> _TASK PROMPT_
Go through the material and tally the lines containing the string "work". Give the total alone.
---------- EXERCISE MATERIALS ----------
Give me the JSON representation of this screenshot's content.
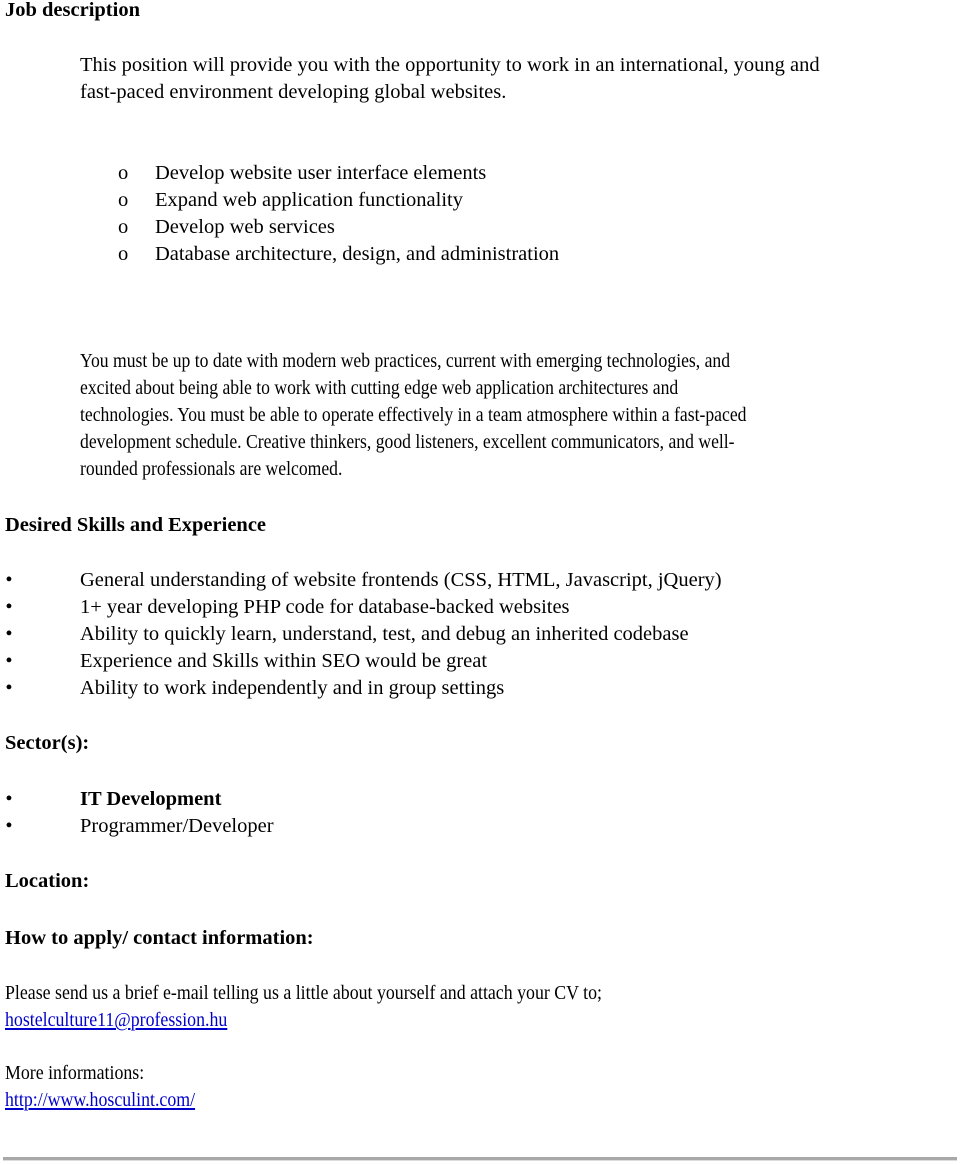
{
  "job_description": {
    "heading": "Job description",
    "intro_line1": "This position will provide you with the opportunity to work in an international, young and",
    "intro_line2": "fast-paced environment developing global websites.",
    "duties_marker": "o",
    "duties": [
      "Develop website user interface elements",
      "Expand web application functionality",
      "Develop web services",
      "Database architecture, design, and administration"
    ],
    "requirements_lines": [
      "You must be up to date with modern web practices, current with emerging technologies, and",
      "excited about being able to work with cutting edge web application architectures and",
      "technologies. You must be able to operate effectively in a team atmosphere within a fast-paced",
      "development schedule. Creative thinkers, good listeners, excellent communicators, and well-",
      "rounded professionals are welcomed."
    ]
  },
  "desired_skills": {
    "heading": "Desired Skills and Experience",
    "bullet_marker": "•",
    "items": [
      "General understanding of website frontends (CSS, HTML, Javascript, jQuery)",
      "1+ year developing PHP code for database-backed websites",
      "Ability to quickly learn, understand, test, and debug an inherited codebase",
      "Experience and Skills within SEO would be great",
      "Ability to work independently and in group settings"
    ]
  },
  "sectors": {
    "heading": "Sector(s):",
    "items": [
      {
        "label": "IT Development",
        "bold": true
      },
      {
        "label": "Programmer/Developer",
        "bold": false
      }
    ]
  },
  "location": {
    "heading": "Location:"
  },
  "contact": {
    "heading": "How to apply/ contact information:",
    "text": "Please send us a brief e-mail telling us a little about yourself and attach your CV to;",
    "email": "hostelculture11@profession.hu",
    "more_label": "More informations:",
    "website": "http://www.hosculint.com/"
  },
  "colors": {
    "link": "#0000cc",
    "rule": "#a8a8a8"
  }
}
----------
> _SOLUTION_
3